The records that follow are to be repeated exactly, with the pictures removed.

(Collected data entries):
⟨

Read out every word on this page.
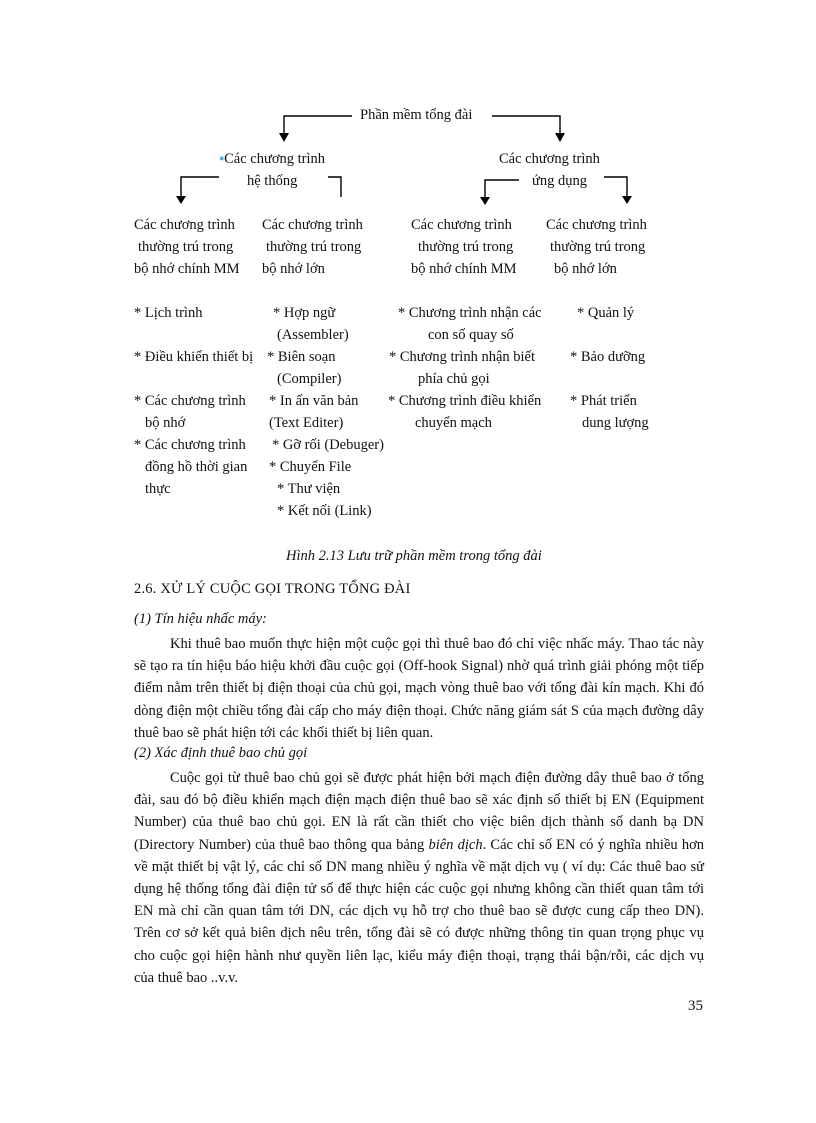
Phần mềm tổng đài
▪Các chương trình
hệ thống
Các chương trình
ứng dụng
Các chương trình
thường trú trong
bộ nhớ chính MM
* Lịch trình
* Điều khiển thiết bị
* Các chương trình
bộ nhớ
* Các chương trình
đồng hồ thời gian
thực
Các chương trình
thường trú trong
bộ nhớ lớn
* Hợp ngữ
(Assembler)
* Biên soạn
(Compiler)
* In ấn văn bản
(Text Editer)
* Gỡ rối (Debuger)
* Chuyển File
* Thư viện
* Kết nối (Link)
Các chương trình
thường trú trong
bộ nhớ chính MM
* Chương trình nhận các
con số quay số
* Chương trình nhận biết
phía chủ gọi
* Chương trình điều khiển
chuyển mạch
Các chương trình
thường trú trong
bộ nhớ lớn
* Quản lý
* Bảo dưỡng
* Phát triển
dung lượng
Hình 2.13 Lưu trữ phần mềm trong tổng đài
2.6. XỬ LÝ CUỘC GỌI TRONG TỔNG ĐÀI
(1) Tín hiệu nhấc máy:

Khi thuê bao muốn thực hiện một cuộc gọi thì thuê bao đó chỉ việc nhấc máy. Thao tác này sẽ tạo ra tín hiệu báo hiệu khởi đầu cuộc gọi (Off-hook Signal) nhờ quá trình giải phóng một tiếp điểm nằm trên thiết bị điện thoại của chủ gọi, mạch vòng thuê bao với tổng đài kín mạch. Khi đó dòng điện một chiều tổng đài cấp cho máy điện thoại. Chức năng giám sát S của mạch đường dây thuê bao sẽ phát hiện tới các khối thiết bị liên quan.

(2) Xác định thuê bao chủ gọi

Cuộc gọi từ thuê bao chủ gọi sẽ được phát hiện bởi mạch điện đường dây thuê bao ở tổng đài, sau đó bộ điều khiển mạch điện mạch điện thuê bao sẽ xác định số thiết bị EN (Equipment Number) của thuê bao chủ gọi. EN là rất cần thiết cho việc biên dịch thành số danh bạ DN (Directory Number) của thuê bao thông qua bảng biên dịch. Các chỉ số EN có ý nghĩa nhiều hơn về mặt thiết bị vật lý, các chỉ số DN mang nhiều ý nghĩa về mặt dịch vụ ( ví dụ: Các thuê bao sử dụng hệ thống tổng đài điện tử số để thực hiện các cuộc gọi nhưng không cần thiết quan tâm tới EN mà chỉ cần quan tâm tới DN, các dịch vụ hỗ trợ cho thuê bao sẽ được cung cấp theo DN). Trên cơ sở kết quả biên dịch nêu trên, tổng đài sẽ có được những thông tin quan trọng phục vụ cho cuộc gọi hiện hành như quyền liên lạc, kiểu máy điện thoại, trạng thái bận/rỗi, các dịch vụ của thuê bao ..v.v.

35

⟩

(Written response):
Read out every word on this page.
Phần mềm tổng đài
▪Các chương trình
hệ thống
Các chương trình
ứng dụng
Các chương trình
thường trú trong
bộ nhớ chính MM
* Lịch trình
* Điều khiển thiết bị
* Các chương trình
bộ nhớ
* Các chương trình
đồng hồ thời gian
thực
Các chương trình
thường trú trong
bộ nhớ lớn
* Hợp ngữ
(Assembler)
* Biên soạn
(Compiler)
* In ấn văn bản
(Text Editer)
* Gỡ rối (Debuger)
* Chuyển File
* Thư viện
* Kết nối (Link)
Các chương trình
thường trú trong
bộ nhớ chính MM
* Chương trình nhận các
con số quay số
* Chương trình nhận biết
phía chủ gọi
* Chương trình điều khiển
chuyển mạch
Các chương trình
thường trú trong
bộ nhớ lớn
* Quản lý
* Bảo dưỡng
* Phát triển
dung lượng
Hình 2.13 Lưu trữ phần mềm trong tổng đài
2.6. XỬ LÝ CUỘC GỌI TRONG TỔNG ĐÀI
(1) Tín hiệu nhấc máy:

Khi thuê bao muốn thực hiện một cuộc gọi thì thuê bao đó chỉ việc nhấc máy. Thao tác này sẽ tạo ra tín hiệu báo hiệu khởi đầu cuộc gọi (Off-hook Signal) nhờ quá trình giải phóng một tiếp điểm nằm trên thiết bị điện thoại của chủ gọi, mạch vòng thuê bao với tổng đài kín mạch. Khi đó dòng điện một chiều tổng đài cấp cho máy điện thoại. Chức năng giám sát S của mạch đường dây thuê bao sẽ phát hiện tới các khối thiết bị liên quan.

(2) Xác định thuê bao chủ gọi

Cuộc gọi từ thuê bao chủ gọi sẽ được phát hiện bởi mạch điện đường dây thuê bao ở tổng đài, sau đó bộ điều khiển mạch điện mạch điện thuê bao sẽ xác định số thiết bị EN (Equipment Number) của thuê bao chủ gọi. EN là rất cần thiết cho việc biên dịch thành số danh bạ DN (Directory Number) của thuê bao thông qua bảng biên dịch. Các chỉ số EN có ý nghĩa nhiều hơn về mặt thiết bị vật lý, các chỉ số DN mang nhiều ý nghĩa về mặt dịch vụ ( ví dụ: Các thuê bao sử dụng hệ thống tổng đài điện tử số để thực hiện các cuộc gọi nhưng không cần thiết quan tâm tới EN mà chỉ cần quan tâm tới DN, các dịch vụ hỗ trợ cho thuê bao sẽ được cung cấp theo DN). Trên cơ sở kết quả biên dịch nêu trên, tổng đài sẽ có được những thông tin quan trọng phục vụ cho cuộc gọi hiện hành như quyền liên lạc, kiểu máy điện thoại, trạng thái bận/rỗi, các dịch vụ của thuê bao ..v.v.

35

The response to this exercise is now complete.